**Task requirements**
Without the pictures, give the entries below again exactly as written.

--- Begin Records shown ---

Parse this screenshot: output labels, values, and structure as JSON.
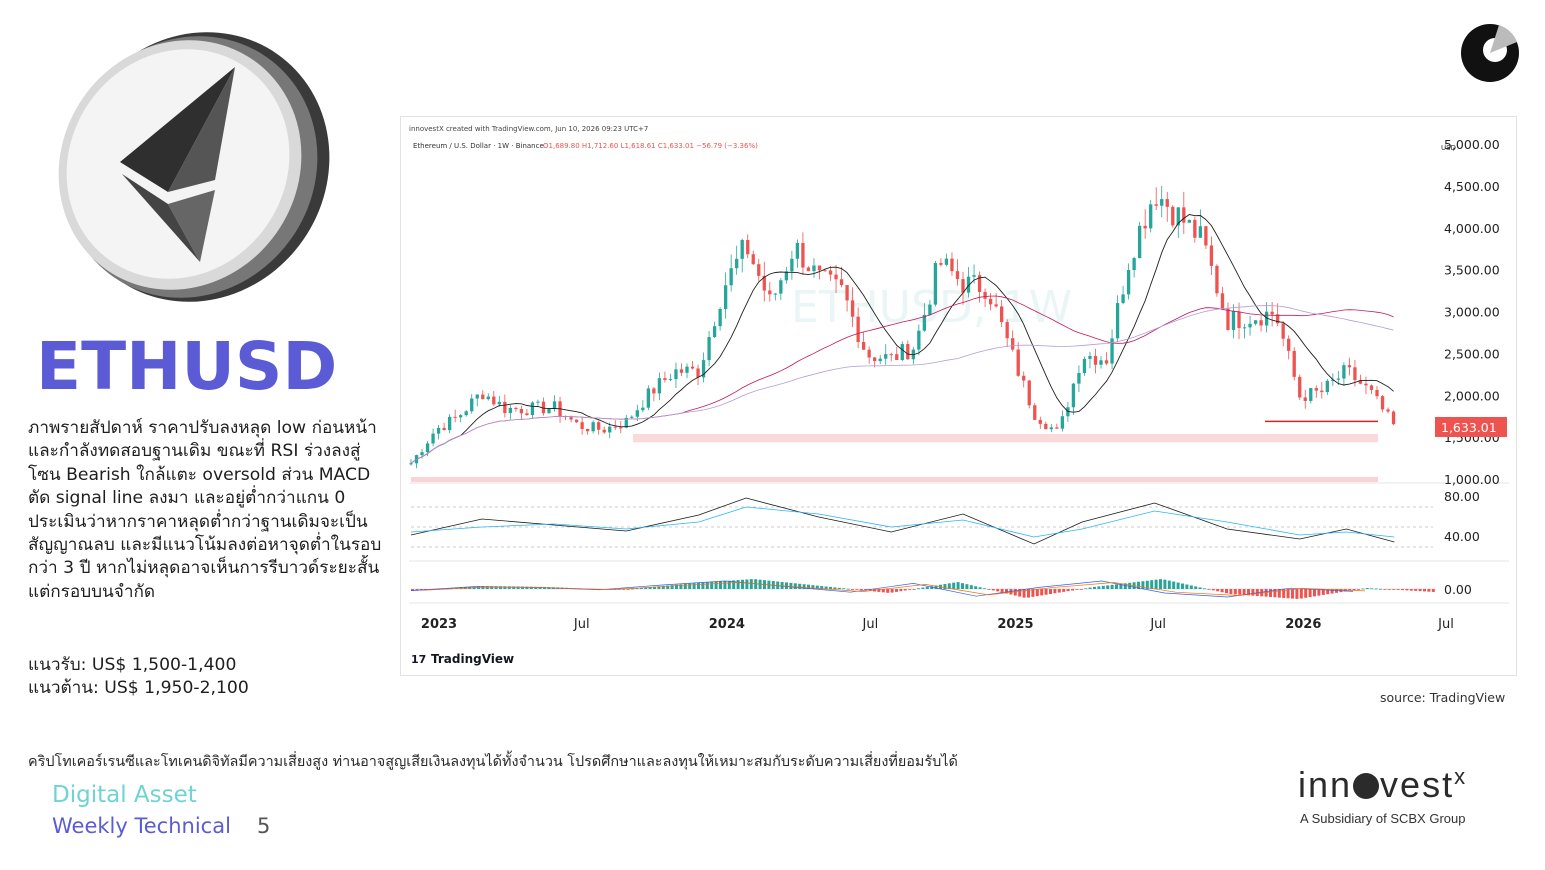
{
  "header": {
    "title": "ETHUSD",
    "description": "ภาพรายสัปดาห์ ราคาปรับลงหลุด low ก่อนหน้า และกำลังทดสอบฐานเดิม ขณะที่ RSI ร่วงลงสู่โซน Bearish ใกล้แตะ oversold ส่วน MACD ตัด signal line ลงมา และอยู่ต่ำกว่าแกน 0 ประเมินว่าหากราคาหลุดต่ำกว่าฐานเดิมจะเป็นสัญญาณลบ และมีแนวโน้มลงต่อหาจุดต่ำในรอบกว่า 3 ปี หากไม่หลุดอาจเห็นการรีบาวด์ระยะสั้น แต่กรอบบนจำกัด",
    "support": "แนวรับ: US$ 1,500-1,400",
    "resistance": "แนวต้าน: US$ 1,950-2,100"
  },
  "chart_header": {
    "created": "innovestX created with TradingView.com, Jun 10, 2026 09:23 UTC+7",
    "symbol": "Ethereum / U.S. Dollar · 1W · Binance",
    "ohlc": "O1,689.80  H1,712.60  L1,618.61  C1,633.01  −56.79 (−3.36%)",
    "currency": "USD",
    "watermark": "ETHUSD, 1W",
    "brand": "TradingView"
  },
  "source": "source: TradingView",
  "disclaimer": "คริปโทเคอร์เรนซีและโทเคนดิจิทัลมีความเสี่ยงสูง ท่านอาจสูญเสียเงินลงทุนได้ทั้งจำนวน โปรดศึกษาและลงทุนให้เหมาะสมกับระดับความเสี่ยงที่ยอมรับได้",
  "footer": {
    "line1": "Digital Asset",
    "line2": "Weekly Technical",
    "page": "5",
    "brand": "inn",
    "brand_tail": "vest",
    "brand_x": "x",
    "brand_sub": "A Subsidiary of SCBX Group"
  },
  "colors": {
    "title": "#5b5bd6",
    "up": "#26a69a",
    "down": "#ef5350",
    "ma_fast": "#1f1f1f",
    "ma_slow": "#c2185b",
    "ma_long": "#b39ddb",
    "support_zone": "#f7c9c9"
  },
  "chart_data": [
    {
      "type": "candlestick",
      "title": "",
      "x_ticks": [
        "2023",
        "Jul",
        "2024",
        "Jul",
        "2025",
        "Jul",
        "2026",
        "Jul"
      ],
      "y_ticks": [
        "5,000.00",
        "4,500.00",
        "4,000.00",
        "3,500.00",
        "3,000.00",
        "2,500.00",
        "2,000.00",
        "1,500.00",
        "1,000.00"
      ],
      "ylim": [
        1000,
        5000
      ],
      "last_price": "1,633.01",
      "close_path": [
        [
          "2023-01",
          1200
        ],
        [
          "2023-02",
          1600
        ],
        [
          "2023-03",
          1750
        ],
        [
          "2023-04",
          2050
        ],
        [
          "2023-05",
          1850
        ],
        [
          "2023-06",
          1850
        ],
        [
          "2023-07",
          1870
        ],
        [
          "2023-08",
          1650
        ],
        [
          "2023-09",
          1600
        ],
        [
          "2023-10",
          1700
        ],
        [
          "2023-11",
          2050
        ],
        [
          "2023-12",
          2300
        ],
        [
          "2024-01",
          2300
        ],
        [
          "2024-02",
          3300
        ],
        [
          "2024-03",
          3800
        ],
        [
          "2024-04",
          3100
        ],
        [
          "2024-05",
          3800
        ],
        [
          "2024-06",
          3400
        ],
        [
          "2024-07",
          3250
        ],
        [
          "2024-08",
          2500
        ],
        [
          "2024-09",
          2450
        ],
        [
          "2024-10",
          2600
        ],
        [
          "2024-11",
          3600
        ],
        [
          "2024-12",
          3350
        ],
        [
          "2025-01",
          3300
        ],
        [
          "2025-02",
          2500
        ],
        [
          "2025-03",
          1800
        ],
        [
          "2025-04",
          1550
        ],
        [
          "2025-05",
          2500
        ],
        [
          "2025-06",
          2450
        ],
        [
          "2025-07",
          3700
        ],
        [
          "2025-08",
          4450
        ],
        [
          "2025-09",
          4150
        ],
        [
          "2025-10",
          3850
        ],
        [
          "2025-11",
          2900
        ],
        [
          "2025-12",
          2950
        ],
        [
          "2026-01",
          3000
        ],
        [
          "2026-02",
          2000
        ],
        [
          "2026-03",
          2050
        ],
        [
          "2026-04",
          2300
        ],
        [
          "2026-05",
          2050
        ],
        [
          "2026-06",
          1633
        ]
      ],
      "support_zone": [
        1450,
        1550
      ],
      "resistance_line": 1700
    },
    {
      "type": "line",
      "title": "",
      "y_ticks": [
        "80.00",
        "40.00"
      ],
      "ylim": [
        20,
        90
      ],
      "x": [
        "2023-01",
        "2023-04",
        "2023-07",
        "2023-10",
        "2024-01",
        "2024-03",
        "2024-06",
        "2024-09",
        "2024-12",
        "2025-03",
        "2025-05",
        "2025-08",
        "2025-11",
        "2026-02",
        "2026-04",
        "2026-06"
      ],
      "series": [
        {
          "values": [
            42,
            58,
            52,
            46,
            62,
            79,
            60,
            45,
            63,
            33,
            55,
            74,
            48,
            38,
            48,
            35
          ]
        },
        {
          "values": [
            45,
            50,
            53,
            48,
            55,
            70,
            63,
            50,
            57,
            40,
            48,
            66,
            55,
            42,
            45,
            40
          ]
        }
      ]
    },
    {
      "type": "bar",
      "title": "",
      "y_ticks": [
        "0.00"
      ],
      "values": [
        -0.2,
        0.3,
        0.2,
        -0.1,
        0.5,
        1.0,
        0.3,
        -0.4,
        0.7,
        -0.9,
        0.2,
        1.0,
        -0.5,
        -1.0,
        0.1,
        -0.3
      ]
    }
  ]
}
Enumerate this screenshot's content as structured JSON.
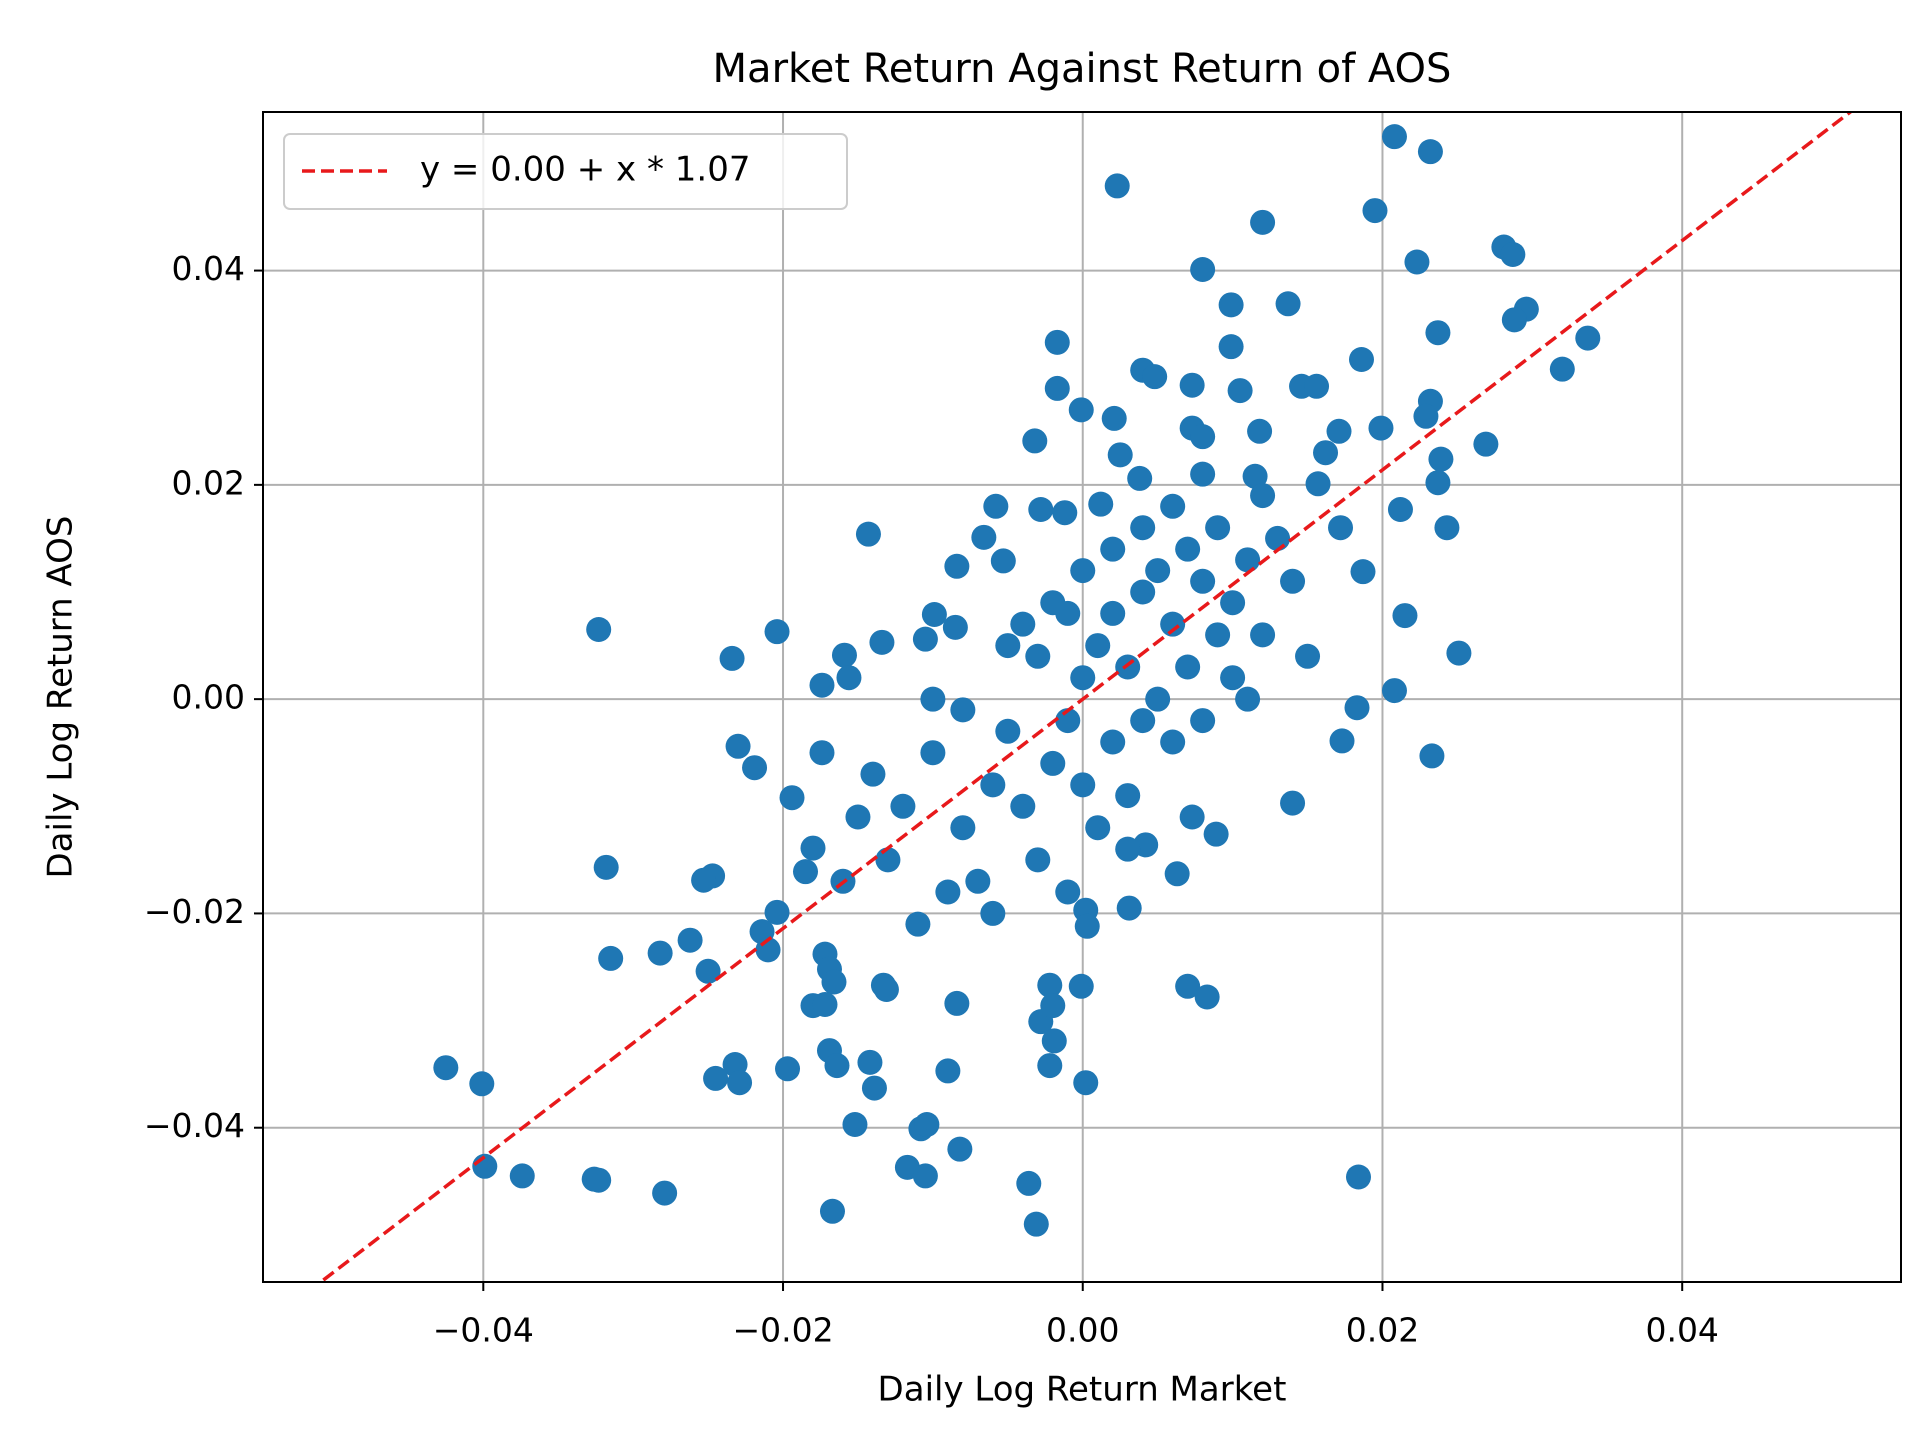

--- End Records shown ---

**Solution to this problem**
Parse this screenshot: output labels, values, and structure as JSON.
{
  "header": {
    "title": "ETHUSD",
    "description": "ภาพรายสัปดาห์ ราคาปรับลงหลุด low ก่อนหน้า และกำลังทดสอบฐานเดิม ขณะที่ RSI ร่วงลงสู่โซน Bearish ใกล้แตะ oversold ส่วน MACD ตัด signal line ลงมา และอยู่ต่ำกว่าแกน 0 ประเมินว่าหากราคาหลุดต่ำกว่าฐานเดิมจะเป็นสัญญาณลบ และมีแนวโน้มลงต่อหาจุดต่ำในรอบกว่า 3 ปี หากไม่หลุดอาจเห็นการรีบาวด์ระยะสั้น แต่กรอบบนจำกัด",
    "support": "แนวรับ: US$ 1,500-1,400",
    "resistance": "แนวต้าน: US$ 1,950-2,100"
  },
  "chart_header": {
    "created": "innovestX created with TradingView.com, Jun 10, 2026 09:23 UTC+7",
    "symbol": "Ethereum / U.S. Dollar · 1W · Binance",
    "ohlc": "O1,689.80  H1,712.60  L1,618.61  C1,633.01  −56.79 (−3.36%)",
    "currency": "USD",
    "watermark": "ETHUSD, 1W",
    "brand": "TradingView"
  },
  "source": "source: TradingView",
  "disclaimer": "คริปโทเคอร์เรนซีและโทเคนดิจิทัลมีความเสี่ยงสูง ท่านอาจสูญเสียเงินลงทุนได้ทั้งจำนวน โปรดศึกษาและลงทุนให้เหมาะสมกับระดับความเสี่ยงที่ยอมรับได้",
  "footer": {
    "line1": "Digital Asset",
    "line2": "Weekly Technical",
    "page": "5",
    "brand": "inn",
    "brand_tail": "vest",
    "brand_x": "x",
    "brand_sub": "A Subsidiary of SCBX Group"
  },
  "colors": {
    "title": "#5b5bd6",
    "up": "#26a69a",
    "down": "#ef5350",
    "ma_fast": "#1f1f1f",
    "ma_slow": "#c2185b",
    "ma_long": "#b39ddb",
    "support_zone": "#f7c9c9"
  },
  "chart_data": [
    {
      "type": "candlestick",
      "title": "",
      "x_ticks": [
        "2023",
        "Jul",
        "2024",
        "Jul",
        "2025",
        "Jul",
        "2026",
        "Jul"
      ],
      "y_ticks": [
        "5,000.00",
        "4,500.00",
        "4,000.00",
        "3,500.00",
        "3,000.00",
        "2,500.00",
        "2,000.00",
        "1,500.00",
        "1,000.00"
      ],
      "ylim": [
        1000,
        5000
      ],
      "last_price": "1,633.01",
      "close_path": [
        [
          "2023-01",
          1200
        ],
        [
          "2023-02",
          1600
        ],
        [
          "2023-03",
          1750
        ],
        [
          "2023-04",
          2050
        ],
        [
          "2023-05",
          1850
        ],
        [
          "2023-06",
          1850
        ],
        [
          "2023-07",
          1870
        ],
        [
          "2023-08",
          1650
        ],
        [
          "2023-09",
          1600
        ],
        [
          "2023-10",
          1700
        ],
        [
          "2023-11",
          2050
        ],
        [
          "2023-12",
          2300
        ],
        [
          "2024-01",
          2300
        ],
        [
          "2024-02",
          3300
        ],
        [
          "2024-03",
          3800
        ],
        [
          "2024-04",
          3100
        ],
        [
          "2024-05",
          3800
        ],
        [
          "2024-06",
          3400
        ],
        [
          "2024-07",
          3250
        ],
        [
          "2024-08",
          2500
        ],
        [
          "2024-09",
          2450
        ],
        [
          "2024-10",
          2600
        ],
        [
          "2024-11",
          3600
        ],
        [
          "2024-12",
          3350
        ],
        [
          "2025-01",
          3300
        ],
        [
          "2025-02",
          2500
        ],
        [
          "2025-03",
          1800
        ],
        [
          "2025-04",
          1550
        ],
        [
          "2025-05",
          2500
        ],
        [
          "2025-06",
          2450
        ],
        [
          "2025-07",
          3700
        ],
        [
          "2025-08",
          4450
        ],
        [
          "2025-09",
          4150
        ],
        [
          "2025-10",
          3850
        ],
        [
          "2025-11",
          2900
        ],
        [
          "2025-12",
          2950
        ],
        [
          "2026-01",
          3000
        ],
        [
          "2026-02",
          2000
        ],
        [
          "2026-03",
          2050
        ],
        [
          "2026-04",
          2300
        ],
        [
          "2026-05",
          2050
        ],
        [
          "2026-06",
          1633
        ]
      ],
      "support_zone": [
        1450,
        1550
      ],
      "resistance_line": 1700
    },
    {
      "type": "line",
      "title": "",
      "y_ticks": [
        "80.00",
        "40.00"
      ],
      "ylim": [
        20,
        90
      ],
      "x": [
        "2023-01",
        "2023-04",
        "2023-07",
        "2023-10",
        "2024-01",
        "2024-03",
        "2024-06",
        "2024-09",
        "2024-12",
        "2025-03",
        "2025-05",
        "2025-08",
        "2025-11",
        "2026-02",
        "2026-04",
        "2026-06"
      ],
      "series": [
        {
          "values": [
            42,
            58,
            52,
            46,
            62,
            79,
            60,
            45,
            63,
            33,
            55,
            74,
            48,
            38,
            48,
            35
          ]
        },
        {
          "values": [
            45,
            50,
            53,
            48,
            55,
            70,
            63,
            50,
            57,
            40,
            48,
            66,
            55,
            42,
            45,
            40
          ]
        }
      ]
    },
    {
      "type": "bar",
      "title": "",
      "y_ticks": [
        "0.00"
      ],
      "values": [
        -0.2,
        0.3,
        0.2,
        -0.1,
        0.5,
        1.0,
        0.3,
        -0.4,
        0.7,
        -0.9,
        0.2,
        1.0,
        -0.5,
        -1.0,
        0.1,
        -0.3
      ]
    }
  ]
}
Enumerate this screenshot's content as structured JSON.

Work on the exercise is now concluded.